THE REQUEST – Find the lines with "автономным" in them and copy them out.

## START GIVEN ENTRIES

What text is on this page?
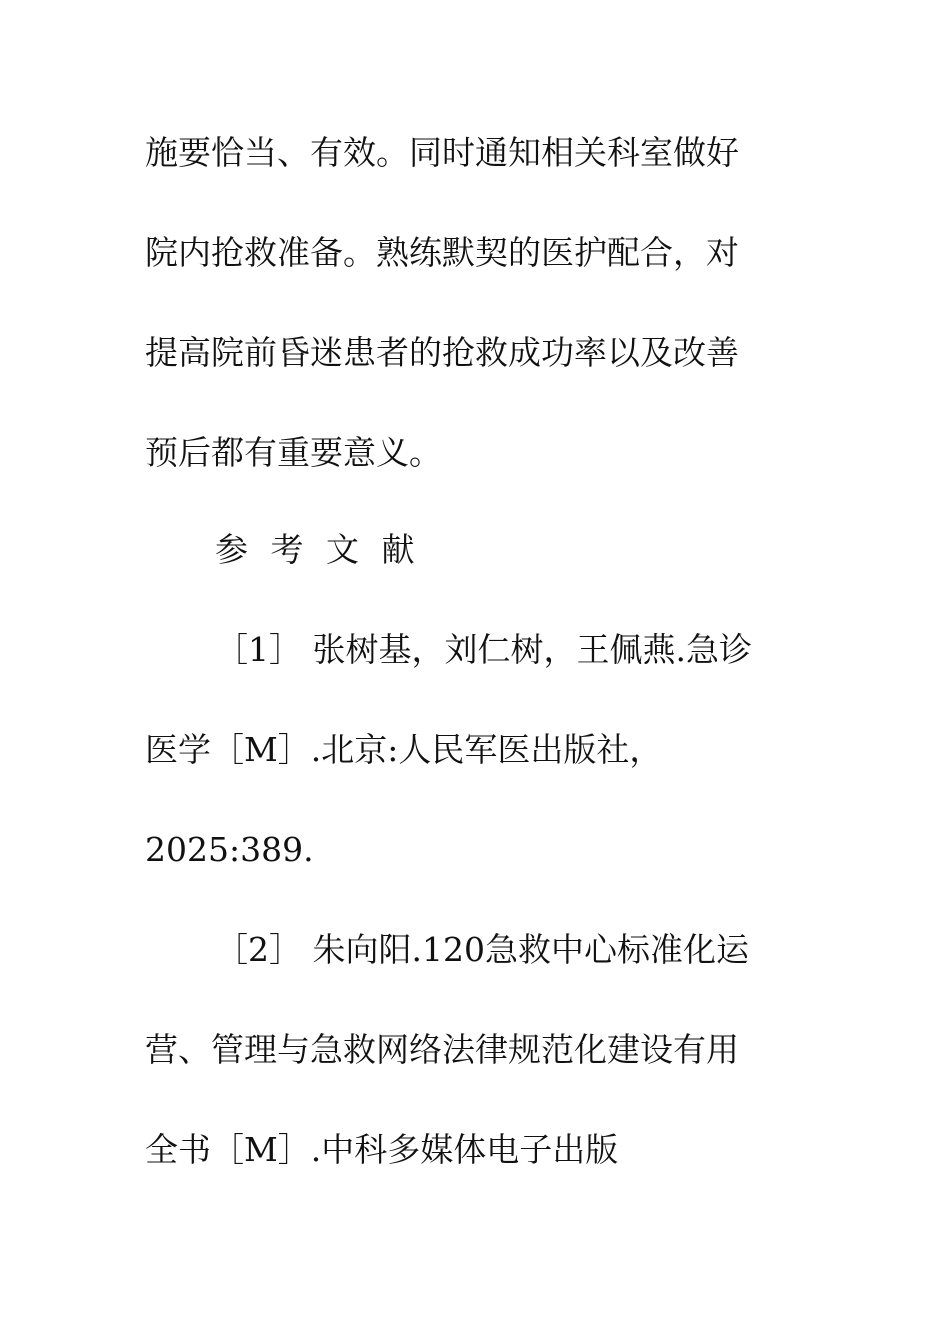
施要恰当、有效。同时通知相关科室做好
院内抢救准备。熟练默契的医护配合，对
提高院前昏迷患者的抢救成功率以及改善
预后都有重要意义。
参 考 文 献
［1］ 张树基，刘仁树，王佩燕.急诊
医学［M］.北京:人民军医出版社，
2025:389.
［2］ 朱向阳.120急救中心标准化运
营、管理与急救网络法律规范化建设有用
全书［M］.中科多媒体电子出版
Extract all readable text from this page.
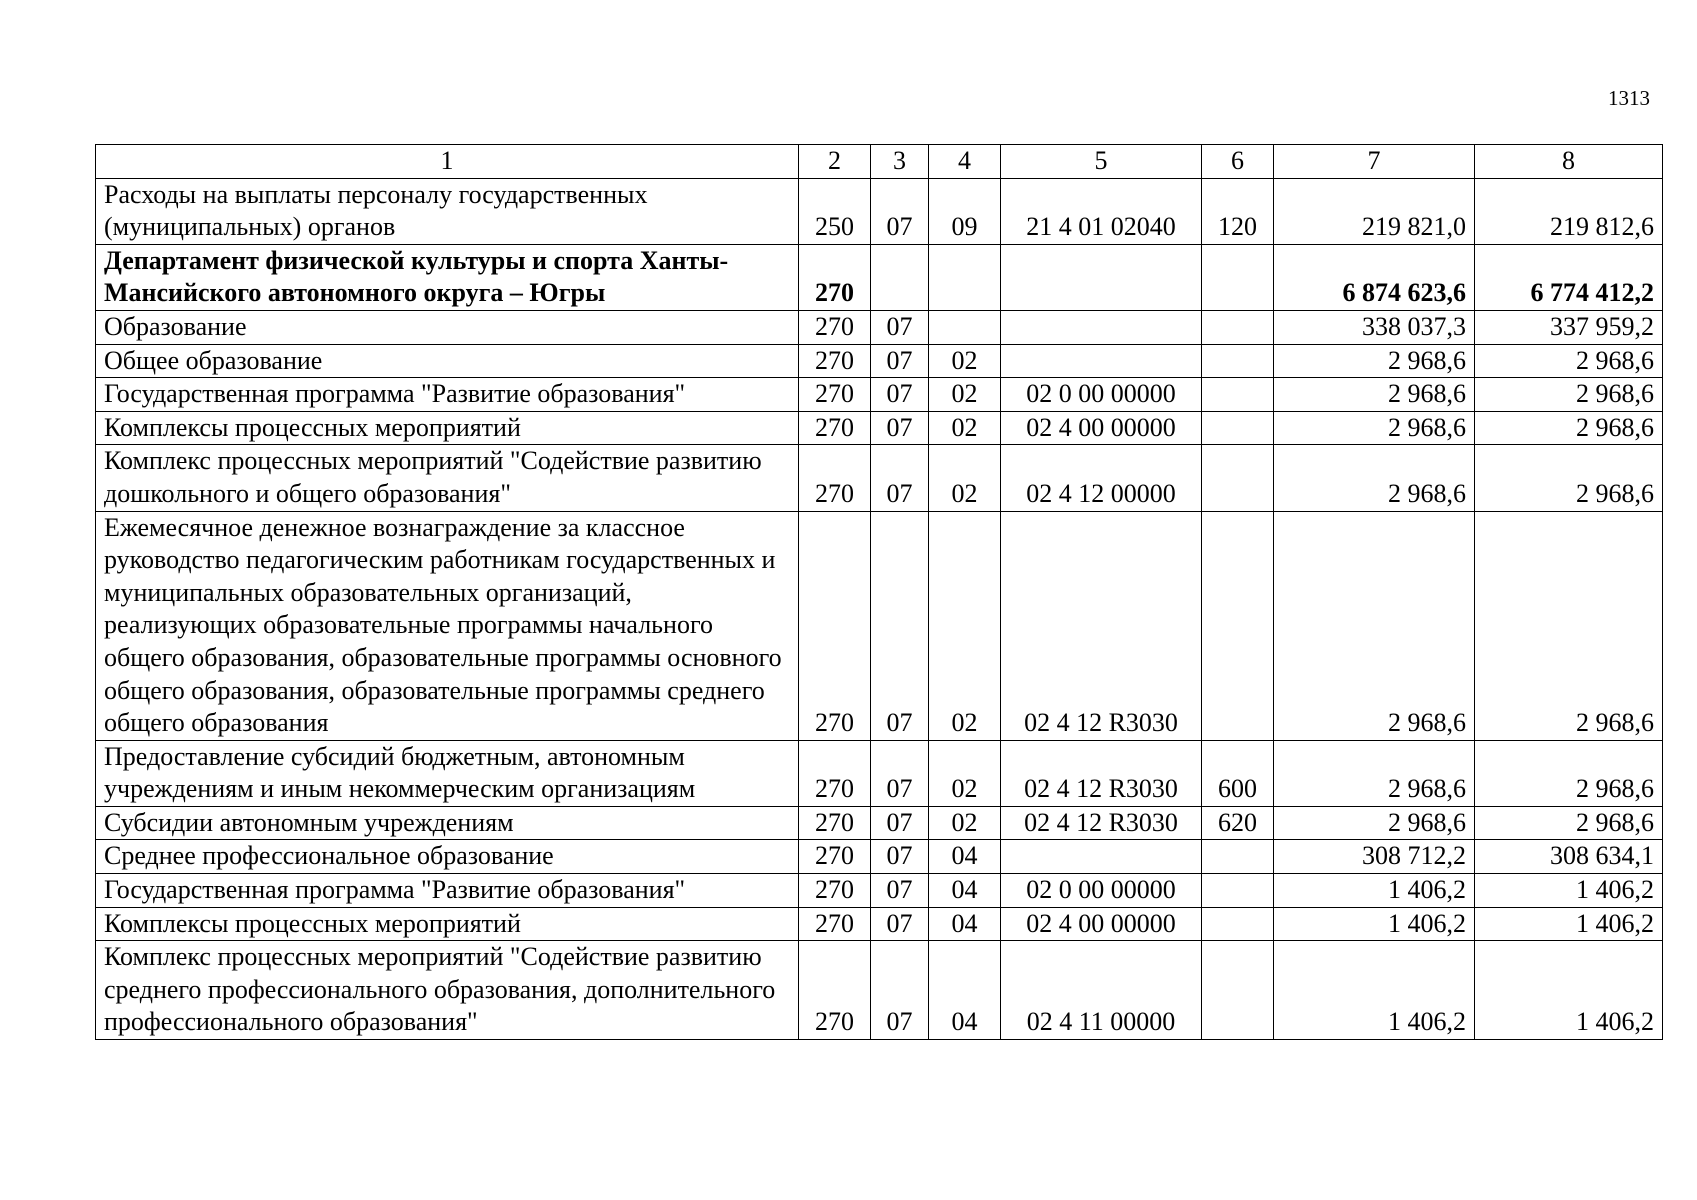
1313
1	2	3	4	5	6	7	8
Расходы на выплаты персоналу государственных (муниципальных) органов	250	07	09	21 4 01 02040	120	219 821,0	219 812,6
Департамент физической культуры и спорта Ханты-Мансийского автономного округа – Югры	270					6 874 623,6	6 774 412,2
Образование	270	07				338 037,3	337 959,2
Общее образование	270	07	02			2 968,6	2 968,6
Государственная программа "Развитие образования"	270	07	02	02 0 00 00000		2 968,6	2 968,6
Комплексы процессных мероприятий	270	07	02	02 4 00 00000		2 968,6	2 968,6
Комплекс процессных мероприятий "Содействие развитию дошкольного и общего образования"	270	07	02	02 4 12 00000		2 968,6	2 968,6
Ежемесячное денежное вознаграждение за классное руководство педагогическим работникам государственных и муниципальных образовательных организаций, реализующих образовательные программы начального общего образования, образовательные программы основного общего образования, образовательные программы среднего общего образования	270	07	02	02 4 12 R3030		2 968,6	2 968,6
Предоставление субсидий бюджетным, автономным учреждениям и иным некоммерческим организациям	270	07	02	02 4 12 R3030	600	2 968,6	2 968,6
Субсидии автономным учреждениям	270	07	02	02 4 12 R3030	620	2 968,6	2 968,6
Среднее профессиональное образование	270	07	04			308 712,2	308 634,1
Государственная программа "Развитие образования"	270	07	04	02 0 00 00000		1 406,2	1 406,2
Комплексы процессных мероприятий	270	07	04	02 4 00 00000		1 406,2	1 406,2
Комплекс процессных мероприятий "Содействие развитию среднего профессионального образования, дополнительного профессионального образования"	270	07	04	02 4 11 00000		1 406,2	1 406,2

## END GIVEN ENTRIES

EXPECTED ANSWER –
Предоставление субсидий бюджетным, автономным учреждениям и иным некоммерческим организациям	270	07	02	02 4 12 R3030	600	2 968,6	2 968,6
Субсидии автономным учреждениям	270	07	02	02 4 12 R3030	620	2 968,6	2 968,6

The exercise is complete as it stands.